* **Required work**
Without including any images, reproduce each entry exactly.

##### Data for the task #####

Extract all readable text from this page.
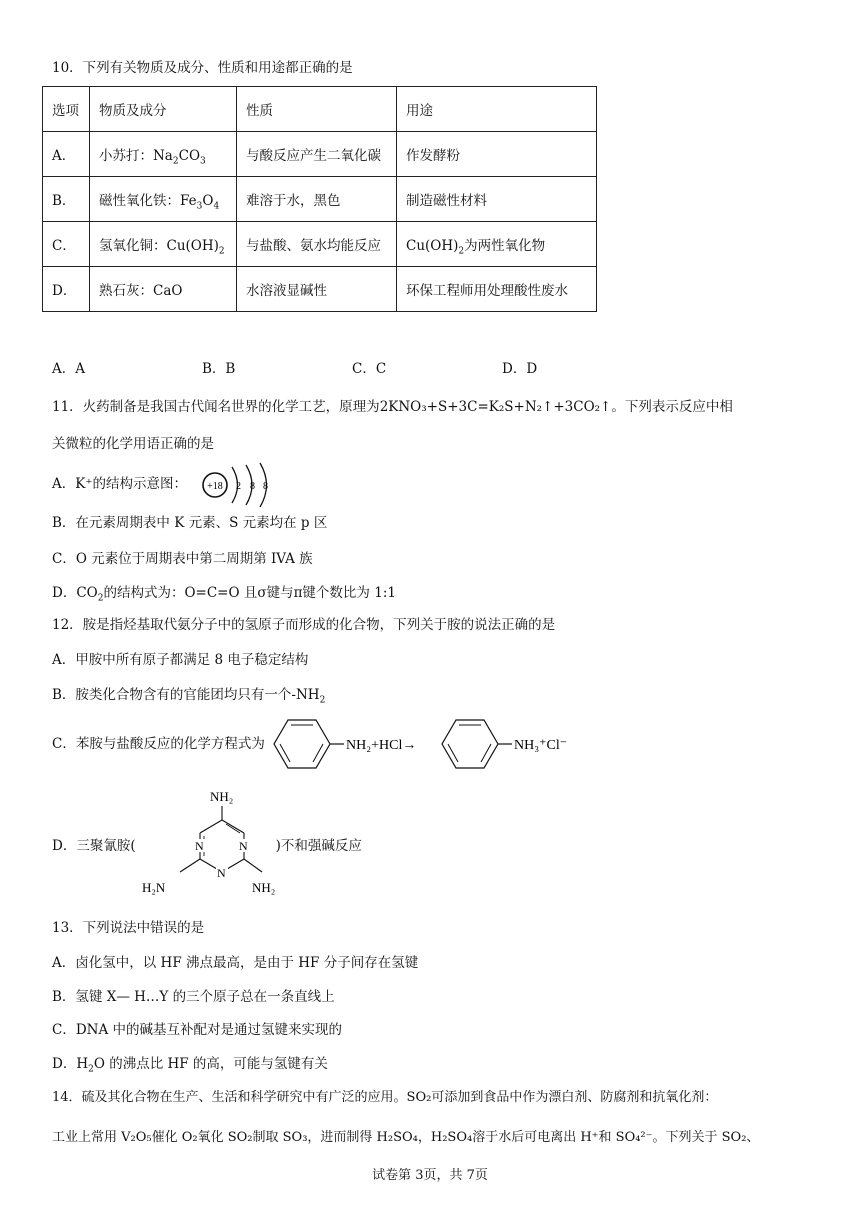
10．下列有关物质及成分、性质和用途都正确的是
选项	物质及成分	性质	用途
A．	小苏打：$Na_2CO_3$	与酸反应产生二氧化碳	作发酵粉
B．	磁性氧化铁：$Fe_3O_4$	难溶于水，黑色	制造磁性材料
C．	氢氧化铜：$Cu(OH)_2$	与盐酸、氨水均能反应	$Cu(OH)_2$为两性氧化物
D．	熟石灰：CaO	水溶液显碱性	环保工程师用处理酸性废水
A．A	B．B	C．C	D．D
11．火药制备是我国古代闻名世界的化学工艺，原理为2KNO₃+S+3C=K₂S+N₂↑+3CO₂↑。下列表示反应中相
关微粒的化学用语正确的是
A．K⁺的结构示意图： +18 2 8 8
B．在元素周期表中 K 元素、S 元素均在 p 区
C．O 元素位于周期表中第二周期第 IVA 族
D．$CO_2$的结构式为：O=C=O 且σ键与π键个数比为 1:1
12．胺是指烃基取代氨分子中的氢原子而形成的化合物，下列关于胺的说法正确的是
A．甲胺中所有原子都满足 8 电子稳定结构
B．胺类化合物含有的官能团均只有一个$-NH_2$
C．苯胺与盐酸反应的化学方程式为	NH₂+HCl→	NH₃⁺Cl⁻
D．三聚氰胺(	)不和强碱反应
NH₂
N	N
N
H₂N	NH₂
13．下列说法中错误的是
A．卤化氢中，以 HF 沸点最高，是由于 HF 分子间存在氢键
B．氢键 X— H…Y 的三个原子总在一条直线上
C．DNA 中的碱基互补配对是通过氢键来实现的
D．$H_2O$ 的沸点比 HF 的高，可能与氢键有关
14．硫及其化合物在生产、生活和科学研究中有广泛的应用。SO₂可添加到食品中作为漂白剂、防腐剂和抗氧化剂：
工业上常用 V₂O₅催化 O₂氧化 SO₂制取 SO₃，进而制得 H₂SO₄，H₂SO₄溶于水后可电离出 H⁺和 SO₄²⁻。下列关于 SO₂、
试卷第 3页，共 7页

#####

* **Exercise response**
Extract all readable text from this page.
10．下列有关物质及成分、性质和用途都正确的是
选项	物质及成分	性质	用途
A．	小苏打：$Na_2CO_3$	与酸反应产生二氧化碳	作发酵粉
B．	磁性氧化铁：$Fe_3O_4$	难溶于水，黑色	制造磁性材料
C．	氢氧化铜：$Cu(OH)_2$	与盐酸、氨水均能反应	$Cu(OH)_2$为两性氧化物
D．	熟石灰：CaO	水溶液显碱性	环保工程师用处理酸性废水
A．A	B．B	C．C	D．D
11．火药制备是我国古代闻名世界的化学工艺，原理为2KNO₃+S+3C=K₂S+N₂↑+3CO₂↑。下列表示反应中相
关微粒的化学用语正确的是
A．K⁺的结构示意图： +18 2 8 8
B．在元素周期表中 K 元素、S 元素均在 p 区
C．O 元素位于周期表中第二周期第 IVA 族
D．$CO_2$的结构式为：O=C=O 且σ键与π键个数比为 1:1
12．胺是指烃基取代氨分子中的氢原子而形成的化合物，下列关于胺的说法正确的是
A．甲胺中所有原子都满足 8 电子稳定结构
B．胺类化合物含有的官能团均只有一个$-NH_2$
C．苯胺与盐酸反应的化学方程式为	NH₂+HCl→	NH₃⁺Cl⁻
D．三聚氰胺(	)不和强碱反应
NH₂
N	N
N
H₂N	NH₂
13．下列说法中错误的是
A．卤化氢中，以 HF 沸点最高，是由于 HF 分子间存在氢键
B．氢键 X— H…Y 的三个原子总在一条直线上
C．DNA 中的碱基互补配对是通过氢键来实现的
D．$H_2O$ 的沸点比 HF 的高，可能与氢键有关
14．硫及其化合物在生产、生活和科学研究中有广泛的应用。SO₂可添加到食品中作为漂白剂、防腐剂和抗氧化剂：
工业上常用 V₂O₅催化 O₂氧化 SO₂制取 SO₃，进而制得 H₂SO₄，H₂SO₄溶于水后可电离出 H⁺和 SO₄²⁻。下列关于 SO₂、
试卷第 3页，共 7页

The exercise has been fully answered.